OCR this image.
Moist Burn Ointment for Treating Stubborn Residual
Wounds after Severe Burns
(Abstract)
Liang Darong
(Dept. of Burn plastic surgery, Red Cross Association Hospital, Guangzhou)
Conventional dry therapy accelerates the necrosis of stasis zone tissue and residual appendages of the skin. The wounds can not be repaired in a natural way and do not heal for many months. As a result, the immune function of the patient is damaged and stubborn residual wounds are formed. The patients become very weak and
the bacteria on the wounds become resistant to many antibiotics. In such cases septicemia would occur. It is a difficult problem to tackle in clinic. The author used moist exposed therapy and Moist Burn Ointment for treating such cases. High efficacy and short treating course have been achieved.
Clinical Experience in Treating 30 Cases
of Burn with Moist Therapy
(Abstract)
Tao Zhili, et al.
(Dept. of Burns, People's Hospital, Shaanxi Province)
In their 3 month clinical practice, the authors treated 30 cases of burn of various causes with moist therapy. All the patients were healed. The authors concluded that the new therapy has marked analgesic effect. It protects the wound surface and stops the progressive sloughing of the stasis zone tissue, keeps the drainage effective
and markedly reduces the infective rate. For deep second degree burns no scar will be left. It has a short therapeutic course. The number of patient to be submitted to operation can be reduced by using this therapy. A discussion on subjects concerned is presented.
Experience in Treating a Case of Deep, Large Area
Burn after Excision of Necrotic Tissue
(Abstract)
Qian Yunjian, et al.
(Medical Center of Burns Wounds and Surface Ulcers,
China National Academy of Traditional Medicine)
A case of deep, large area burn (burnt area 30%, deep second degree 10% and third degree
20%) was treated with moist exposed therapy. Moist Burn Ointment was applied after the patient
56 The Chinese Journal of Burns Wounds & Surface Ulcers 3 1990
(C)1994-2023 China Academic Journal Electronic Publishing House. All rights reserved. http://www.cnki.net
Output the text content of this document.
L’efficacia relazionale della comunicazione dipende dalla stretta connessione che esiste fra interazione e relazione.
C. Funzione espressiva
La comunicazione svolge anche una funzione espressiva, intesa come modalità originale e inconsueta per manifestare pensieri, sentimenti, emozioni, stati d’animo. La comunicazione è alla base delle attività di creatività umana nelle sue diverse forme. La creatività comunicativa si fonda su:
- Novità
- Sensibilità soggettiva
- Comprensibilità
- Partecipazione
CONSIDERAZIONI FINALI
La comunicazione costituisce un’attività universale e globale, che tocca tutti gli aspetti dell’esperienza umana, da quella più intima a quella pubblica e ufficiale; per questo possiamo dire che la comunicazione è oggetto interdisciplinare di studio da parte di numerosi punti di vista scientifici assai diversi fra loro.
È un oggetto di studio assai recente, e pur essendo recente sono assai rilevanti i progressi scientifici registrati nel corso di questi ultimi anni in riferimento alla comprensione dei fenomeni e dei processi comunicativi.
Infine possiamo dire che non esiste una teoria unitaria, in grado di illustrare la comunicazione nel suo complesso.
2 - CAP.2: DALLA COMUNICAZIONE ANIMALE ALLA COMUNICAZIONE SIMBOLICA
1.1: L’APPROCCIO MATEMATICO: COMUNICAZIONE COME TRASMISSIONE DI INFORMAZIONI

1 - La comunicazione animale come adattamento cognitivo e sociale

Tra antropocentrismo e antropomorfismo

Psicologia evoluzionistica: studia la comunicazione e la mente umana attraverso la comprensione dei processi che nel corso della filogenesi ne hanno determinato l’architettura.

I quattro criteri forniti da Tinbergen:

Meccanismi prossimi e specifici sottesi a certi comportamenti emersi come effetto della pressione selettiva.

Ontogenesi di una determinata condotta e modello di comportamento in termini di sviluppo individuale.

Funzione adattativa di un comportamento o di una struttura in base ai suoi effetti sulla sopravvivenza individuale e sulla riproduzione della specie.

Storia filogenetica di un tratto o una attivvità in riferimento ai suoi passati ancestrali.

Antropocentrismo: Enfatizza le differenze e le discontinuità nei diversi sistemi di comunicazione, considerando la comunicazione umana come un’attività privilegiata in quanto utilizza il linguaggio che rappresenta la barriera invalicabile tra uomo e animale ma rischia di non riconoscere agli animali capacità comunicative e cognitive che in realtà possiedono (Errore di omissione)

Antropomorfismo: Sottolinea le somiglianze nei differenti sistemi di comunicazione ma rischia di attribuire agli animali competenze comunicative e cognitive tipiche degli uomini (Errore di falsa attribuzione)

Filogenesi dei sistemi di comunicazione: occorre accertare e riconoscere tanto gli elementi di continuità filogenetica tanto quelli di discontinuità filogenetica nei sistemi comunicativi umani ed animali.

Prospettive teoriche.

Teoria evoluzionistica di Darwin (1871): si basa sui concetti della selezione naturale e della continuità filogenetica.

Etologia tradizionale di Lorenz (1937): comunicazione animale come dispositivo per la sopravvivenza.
◆ ◆ ◆ ◆
EXERCISE AIM
The whole listing must be reproduced exactly. Do not skip a line.

ANSWER FOR THE TASK
OCR this image.
Moist Burn Ointment for Treating Stubborn Residual
Wounds after Severe Burns
(Abstract)
Liang Darong
(Dept. of Burn plastic surgery, Red Cross Association Hospital, Guangzhou)
Conventional dry therapy accelerates the necrosis of stasis zone tissue and residual appendages of the skin. The wounds can not be repaired in a natural way and do not heal for many months. As a result, the immune function of the patient is damaged and stubborn residual wounds are formed. The patients become very weak and
the bacteria on the wounds become resistant to many antibiotics. In such cases septicemia would occur. It is a difficult problem to tackle in clinic. The author used moist exposed therapy and Moist Burn Ointment for treating such cases. High efficacy and short treating course have been achieved.
Clinical Experience in Treating 30 Cases
of Burn with Moist Therapy
(Abstract)
Tao Zhili, et al.
(Dept. of Burns, People's Hospital, Shaanxi Province)
In their 3 month clinical practice, the authors treated 30 cases of burn of various causes with moist therapy. All the patients were healed. The authors concluded that the new therapy has marked analgesic effect. It protects the wound surface and stops the progressive sloughing of the stasis zone tissue, keeps the drainage effective
and markedly reduces the infective rate. For deep second degree burns no scar will be left. It has a short therapeutic course. The number of patient to be submitted to operation can be reduced by using this therapy. A discussion on subjects concerned is presented.
Experience in Treating a Case of Deep, Large Area
Burn after Excision of Necrotic Tissue
(Abstract)
Qian Yunjian, et al.
(Medical Center of Burns Wounds and Surface Ulcers,
China National Academy of Traditional Medicine)
A case of deep, large area burn (burnt area 30%, deep second degree 10% and third degree
20%) was treated with moist exposed therapy. Moist Burn Ointment was applied after the patient
56 The Chinese Journal of Burns Wounds & Surface Ulcers 3 1990
(C)1994-2023 China Academic Journal Electronic Publishing House. All rights reserved. http://www.cnki.net
Output the text content of this document.
L’efficacia relazionale della comunicazione dipende dalla stretta connessione che esiste fra interazione e relazione.
C. Funzione espressiva
La comunicazione svolge anche una funzione espressiva, intesa come modalità originale e inconsueta per manifestare pensieri, sentimenti, emozioni, stati d’animo. La comunicazione è alla base delle attività di creatività umana nelle sue diverse forme. La creatività comunicativa si fonda su:
- Novità
- Sensibilità soggettiva
- Comprensibilità
- Partecipazione
CONSIDERAZIONI FINALI
La comunicazione costituisce un’attività universale e globale, che tocca tutti gli aspetti dell’esperienza umana, da quella più intima a quella pubblica e ufficiale; per questo possiamo dire che la comunicazione è oggetto interdisciplinare di studio da parte di numerosi punti di vista scientifici assai diversi fra loro.
È un oggetto di studio assai recente, e pur essendo recente sono assai rilevanti i progressi scientifici registrati nel corso di questi ultimi anni in riferimento alla comprensione dei fenomeni e dei processi comunicativi.
Infine possiamo dire che non esiste una teoria unitaria, in grado di illustrare la comunicazione nel suo complesso.
2 - CAP.2: DALLA COMUNICAZIONE ANIMALE ALLA COMUNICAZIONE SIMBOLICA
1.1: L’APPROCCIO MATEMATICO: COMUNICAZIONE COME TRASMISSIONE DI INFORMAZIONI

1 - La comunicazione animale come adattamento cognitivo e sociale

Tra antropocentrismo e antropomorfismo

Psicologia evoluzionistica: studia la comunicazione e la mente umana attraverso la comprensione dei processi che nel corso della filogenesi ne hanno determinato l’architettura.

I quattro criteri forniti da Tinbergen:

Meccanismi prossimi e specifici sottesi a certi comportamenti emersi come effetto della pressione selettiva.

Ontogenesi di una determinata condotta e modello di comportamento in termini di sviluppo individuale.

Funzione adattativa di un comportamento o di una struttura in base ai suoi effetti sulla sopravvivenza individuale e sulla riproduzione della specie.

Storia filogenetica di un tratto o una attivvità in riferimento ai suoi passati ancestrali.

Antropocentrismo: Enfatizza le differenze e le discontinuità nei diversi sistemi di comunicazione, considerando la comunicazione umana come un’attività privilegiata in quanto utilizza il linguaggio che rappresenta la barriera invalicabile tra uomo e animale ma rischia di non riconoscere agli animali capacità comunicative e cognitive che in realtà possiedono (Errore di omissione)

Antropomorfismo: Sottolinea le somiglianze nei differenti sistemi di comunicazione ma rischia di attribuire agli animali competenze comunicative e cognitive tipiche degli uomini (Errore di falsa attribuzione)

Filogenesi dei sistemi di comunicazione: occorre accertare e riconoscere tanto gli elementi di continuità filogenetica tanto quelli di discontinuità filogenetica nei sistemi comunicativi umani ed animali.

Prospettive teoriche.

Teoria evoluzionistica di Darwin (1871): si basa sui concetti della selezione naturale e della continuità filogenetica.

Etologia tradizionale di Lorenz (1937): comunicazione animale come dispositivo per la sopravvivenza.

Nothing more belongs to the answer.